[Items listed in a dataset]
= = = = =

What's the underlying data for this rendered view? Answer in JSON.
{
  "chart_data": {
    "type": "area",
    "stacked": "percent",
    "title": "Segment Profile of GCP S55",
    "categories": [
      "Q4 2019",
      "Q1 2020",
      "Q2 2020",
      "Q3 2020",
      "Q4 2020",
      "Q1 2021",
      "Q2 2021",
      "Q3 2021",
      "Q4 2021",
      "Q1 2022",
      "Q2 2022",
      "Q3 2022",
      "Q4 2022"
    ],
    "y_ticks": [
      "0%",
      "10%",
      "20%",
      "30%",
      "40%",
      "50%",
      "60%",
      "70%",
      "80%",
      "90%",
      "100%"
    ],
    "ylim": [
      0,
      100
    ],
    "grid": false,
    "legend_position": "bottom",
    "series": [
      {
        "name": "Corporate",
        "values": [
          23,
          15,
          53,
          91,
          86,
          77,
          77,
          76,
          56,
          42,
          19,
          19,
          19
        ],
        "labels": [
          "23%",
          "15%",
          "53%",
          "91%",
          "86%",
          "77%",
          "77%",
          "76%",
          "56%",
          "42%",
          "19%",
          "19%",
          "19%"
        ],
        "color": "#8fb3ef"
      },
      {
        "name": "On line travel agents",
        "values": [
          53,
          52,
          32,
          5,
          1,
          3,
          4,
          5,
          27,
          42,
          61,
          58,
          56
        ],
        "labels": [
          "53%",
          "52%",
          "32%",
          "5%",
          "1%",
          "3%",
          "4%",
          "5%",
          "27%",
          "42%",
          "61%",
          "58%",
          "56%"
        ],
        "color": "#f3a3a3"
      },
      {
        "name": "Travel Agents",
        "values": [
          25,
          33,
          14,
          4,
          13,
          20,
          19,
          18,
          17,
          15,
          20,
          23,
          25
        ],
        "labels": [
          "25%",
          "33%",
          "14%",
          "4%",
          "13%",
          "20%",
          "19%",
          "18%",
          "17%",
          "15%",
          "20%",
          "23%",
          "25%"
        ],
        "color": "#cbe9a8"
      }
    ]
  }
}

= = = = =

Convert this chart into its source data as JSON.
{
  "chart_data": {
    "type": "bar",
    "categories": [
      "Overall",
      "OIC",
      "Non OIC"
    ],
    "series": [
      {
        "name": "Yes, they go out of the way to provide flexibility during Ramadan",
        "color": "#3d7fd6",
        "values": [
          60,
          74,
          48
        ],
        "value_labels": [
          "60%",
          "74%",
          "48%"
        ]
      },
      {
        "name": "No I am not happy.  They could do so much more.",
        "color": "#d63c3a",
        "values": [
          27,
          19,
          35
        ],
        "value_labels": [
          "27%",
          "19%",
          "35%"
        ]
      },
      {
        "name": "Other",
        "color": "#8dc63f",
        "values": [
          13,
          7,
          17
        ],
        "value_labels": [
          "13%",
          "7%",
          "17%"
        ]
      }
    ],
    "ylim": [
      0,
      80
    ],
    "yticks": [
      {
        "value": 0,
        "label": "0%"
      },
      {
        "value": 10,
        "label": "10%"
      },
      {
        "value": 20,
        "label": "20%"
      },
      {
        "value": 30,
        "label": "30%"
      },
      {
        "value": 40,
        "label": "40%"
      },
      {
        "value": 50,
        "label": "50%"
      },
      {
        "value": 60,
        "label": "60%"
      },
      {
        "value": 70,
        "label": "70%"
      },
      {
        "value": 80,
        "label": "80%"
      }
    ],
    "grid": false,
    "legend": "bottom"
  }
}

= = = = =

_Task objective_:
Filter the listing above by the word "name"; copy each line that passes.

_Answer to the exercise_:
        "name": "Corporate",
        "name": "On line travel agents",
        "name": "Travel Agents",
        "name": "Yes, they go out of the way to provide flexibility during Ramadan",
        "name": "No I am not happy.  They could do so much more.",
        "name": "Other",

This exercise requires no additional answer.